(Collected data)
==============================
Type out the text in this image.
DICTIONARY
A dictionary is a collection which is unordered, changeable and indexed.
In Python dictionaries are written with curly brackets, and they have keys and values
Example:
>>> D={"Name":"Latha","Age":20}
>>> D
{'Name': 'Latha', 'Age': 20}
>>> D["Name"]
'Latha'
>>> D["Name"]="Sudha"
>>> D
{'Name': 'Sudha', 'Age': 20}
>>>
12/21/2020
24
==============================
> _Task objective_:
All of the entries above need to be reproduced exactly.

> _Task answer_:
Type out the text in this image.
DICTIONARY
A dictionary is a collection which is unordered, changeable and indexed.
In Python dictionaries are written with curly brackets, and they have keys and values
Example:
>>> D={"Name":"Latha","Age":20}
>>> D
{'Name': 'Latha', 'Age': 20}
>>> D["Name"]
'Latha'
>>> D["Name"]="Sudha"
>>> D
{'Name': 'Sudha', 'Age': 20}
>>>
12/21/2020
24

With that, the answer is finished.